- **TEXTO FORNECIDO**:
────────
24 março 2014

egoísmo

Choro às vezes a inquietação. Quando os outros arrastam os pés e a míngua no chão. Grito insatisfação, sabendo-me já satisfeita. Faço do trabalho maleita. E da utopia da solidão comunhão. Vejo gente na rua, murmurando agoniada. Ou lambendo tristezas à ombreira da porta constantemente cerrada. Vejo pobreza envergonhada. E finjo não perceber.

Ameaço o vazio, nos ataques afoitos do silêncio. Estremeço por dentro. Trago ingenuidade nos braços e descontentamento na alma, quando faço do mundo fantasia e fecho os olhos à desgraça.

Choro às vezes inconformismo. Quando choram os outros a dor. Falo dos males da mente, de desilusão e desamor. Mas que sei eu de angústia ou de medo?
Vejo gente a morrer por dentro, já moribunda por fora. Inalo o fumo de mais um cigarro e finjo fazer das minhas batalhas vãs glória.
Lamento um amanhã que há-de chegar igual. Lamento as viagens que só faço nas linhas do papel. Lamento o meu próprio lamento. Porque exibo revolta nos olhos e os outros cicatrizes na carne, fome na boca e doença no peito.
Não sei da rudeza da vida porque dela nada conheci. Sei de sonhos, imaginação e magia. Sei, sim, de fantasia. Ainda assim, vagueio sozinha, sofro males que ali não estão - um ser ridículo a enfrentar inimigos de cartão.
Às vezes choro anseios e frustrações. Invento tumultos. Mas que mais sou eu que um bicho egoísta, narcisista e inculto, certo de já nada querer saber?
────────
- **DADOS FORNECIDOS**:
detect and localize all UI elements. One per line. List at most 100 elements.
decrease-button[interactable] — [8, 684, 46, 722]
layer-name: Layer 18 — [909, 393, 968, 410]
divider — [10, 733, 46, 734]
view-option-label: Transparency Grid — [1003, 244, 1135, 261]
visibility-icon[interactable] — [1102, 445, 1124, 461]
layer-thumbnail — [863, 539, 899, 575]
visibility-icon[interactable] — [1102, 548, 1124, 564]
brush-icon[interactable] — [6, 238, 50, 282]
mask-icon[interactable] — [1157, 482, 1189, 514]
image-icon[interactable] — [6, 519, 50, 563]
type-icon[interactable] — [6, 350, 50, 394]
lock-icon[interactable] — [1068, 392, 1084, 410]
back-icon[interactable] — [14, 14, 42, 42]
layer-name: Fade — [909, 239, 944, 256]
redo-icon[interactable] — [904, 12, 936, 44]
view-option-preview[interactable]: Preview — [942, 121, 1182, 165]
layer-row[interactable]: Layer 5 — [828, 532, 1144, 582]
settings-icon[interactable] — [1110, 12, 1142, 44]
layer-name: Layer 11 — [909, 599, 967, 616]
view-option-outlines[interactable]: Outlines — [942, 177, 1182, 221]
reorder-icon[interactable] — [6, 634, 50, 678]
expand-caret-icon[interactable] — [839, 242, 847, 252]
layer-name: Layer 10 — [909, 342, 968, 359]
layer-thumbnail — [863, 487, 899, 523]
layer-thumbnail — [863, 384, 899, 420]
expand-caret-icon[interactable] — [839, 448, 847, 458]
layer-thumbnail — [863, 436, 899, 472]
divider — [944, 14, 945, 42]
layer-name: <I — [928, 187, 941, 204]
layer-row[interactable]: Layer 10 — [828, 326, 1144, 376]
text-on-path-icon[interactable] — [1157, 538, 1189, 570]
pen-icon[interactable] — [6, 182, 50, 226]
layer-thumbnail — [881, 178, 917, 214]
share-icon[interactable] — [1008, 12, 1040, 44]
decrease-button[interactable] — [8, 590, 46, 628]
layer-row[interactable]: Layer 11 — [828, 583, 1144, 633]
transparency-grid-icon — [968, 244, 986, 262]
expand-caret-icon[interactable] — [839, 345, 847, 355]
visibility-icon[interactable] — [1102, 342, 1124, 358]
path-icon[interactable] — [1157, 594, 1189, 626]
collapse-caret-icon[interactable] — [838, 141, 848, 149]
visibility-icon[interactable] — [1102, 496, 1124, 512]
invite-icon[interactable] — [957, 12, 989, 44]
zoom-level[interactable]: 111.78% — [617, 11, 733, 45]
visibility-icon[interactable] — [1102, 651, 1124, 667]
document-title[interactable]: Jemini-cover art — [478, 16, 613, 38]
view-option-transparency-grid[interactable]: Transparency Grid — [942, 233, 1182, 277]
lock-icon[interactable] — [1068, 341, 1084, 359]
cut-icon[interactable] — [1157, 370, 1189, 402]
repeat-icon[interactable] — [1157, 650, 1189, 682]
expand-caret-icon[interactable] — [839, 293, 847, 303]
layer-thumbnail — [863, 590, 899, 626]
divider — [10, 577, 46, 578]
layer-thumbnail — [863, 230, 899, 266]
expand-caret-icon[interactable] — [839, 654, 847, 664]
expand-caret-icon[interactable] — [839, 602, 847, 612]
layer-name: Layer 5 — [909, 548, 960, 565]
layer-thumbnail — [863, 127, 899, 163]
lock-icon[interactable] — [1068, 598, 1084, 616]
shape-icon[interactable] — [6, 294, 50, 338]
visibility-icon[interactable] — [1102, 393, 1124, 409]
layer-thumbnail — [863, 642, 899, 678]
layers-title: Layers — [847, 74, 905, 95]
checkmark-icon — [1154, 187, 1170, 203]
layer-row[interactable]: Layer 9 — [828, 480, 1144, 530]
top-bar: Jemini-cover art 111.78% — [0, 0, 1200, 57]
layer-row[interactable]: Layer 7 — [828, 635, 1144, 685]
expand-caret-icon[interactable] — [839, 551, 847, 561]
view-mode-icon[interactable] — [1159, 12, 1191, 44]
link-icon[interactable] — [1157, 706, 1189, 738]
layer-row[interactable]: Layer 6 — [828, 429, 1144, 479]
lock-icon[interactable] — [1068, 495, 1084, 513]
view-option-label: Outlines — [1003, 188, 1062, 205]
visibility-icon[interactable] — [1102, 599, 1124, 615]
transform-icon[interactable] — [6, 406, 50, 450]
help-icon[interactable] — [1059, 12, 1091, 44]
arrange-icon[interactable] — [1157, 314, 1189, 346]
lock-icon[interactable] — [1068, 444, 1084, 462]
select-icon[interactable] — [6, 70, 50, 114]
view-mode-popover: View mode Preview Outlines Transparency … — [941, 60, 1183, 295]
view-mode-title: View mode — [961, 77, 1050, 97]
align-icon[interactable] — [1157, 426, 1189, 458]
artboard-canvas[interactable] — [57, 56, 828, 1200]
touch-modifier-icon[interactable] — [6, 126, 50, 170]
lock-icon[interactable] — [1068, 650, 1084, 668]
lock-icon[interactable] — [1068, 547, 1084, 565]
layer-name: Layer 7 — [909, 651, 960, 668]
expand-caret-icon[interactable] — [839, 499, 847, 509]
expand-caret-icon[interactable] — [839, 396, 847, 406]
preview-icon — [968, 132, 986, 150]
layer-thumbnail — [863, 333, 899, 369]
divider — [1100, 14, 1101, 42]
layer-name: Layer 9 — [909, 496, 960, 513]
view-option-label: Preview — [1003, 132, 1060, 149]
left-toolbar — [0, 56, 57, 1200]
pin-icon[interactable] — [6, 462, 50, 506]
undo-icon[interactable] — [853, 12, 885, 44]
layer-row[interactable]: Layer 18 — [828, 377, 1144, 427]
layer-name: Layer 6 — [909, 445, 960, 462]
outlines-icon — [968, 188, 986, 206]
────────
- **EXPLORAR O MATERIAL**:
**A)** Traduza para inglês esta frase do texto fornecido: «Não sei da rudeza da vida porque dela nada conheci.»
**B)** Segundo o texto fornecido, diga se cada afirmação está certa (sim ou não) e cite as palavras do texto que o mostram: (i) Quem fala no texto diz que fuma. (ii) Quem fala no texto diz que faz muitas viagens pelo mundo. (iii) Quem fala no texto diz que conhece bem a rudeza da vida.
**C)** Transcreva do texto fornecido tudo o que vai de «24 março 2014» até «ou de medo?».

- **RESPOSTAS POR TAREFA**:
**A)** I know nothing of the harshness of life, because I have known none of it.

**B)**
(i) Sim: «Inalo o fumo de mais um cigarro»
(ii) Não: «Lamento as viagens que só faço nas linhas do papel.»
(iii) Não: «Não sei da rudeza da vida porque dela nada conheci.»

**C)**
24 março 2014

egoísmo

Choro às vezes a inquietação. Quando os outros arrastam os pés e a míngua no chão. Grito insatisfação, sabendo-me já satisfeita. Faço do trabalho maleita. E da utopia da solidão comunhão. Vejo gente na rua, murmurando agoniada. Ou lambendo tristezas à ombreira da porta constantemente cerrada. Vejo pobreza envergonhada. E finjo não perceber.

Ameaço o vazio, nos ataques afoitos do silêncio. Estremeço por dentro. Trago ingenuidade nos braços e descontentamento na alma, quando faço do mundo fantasia e fecho os olhos à desgraça.

Choro às vezes inconformismo. Quando choram os outros a dor. Falo dos males da mente, de desilusão e desamor. Mas que sei eu de angústia ou de medo?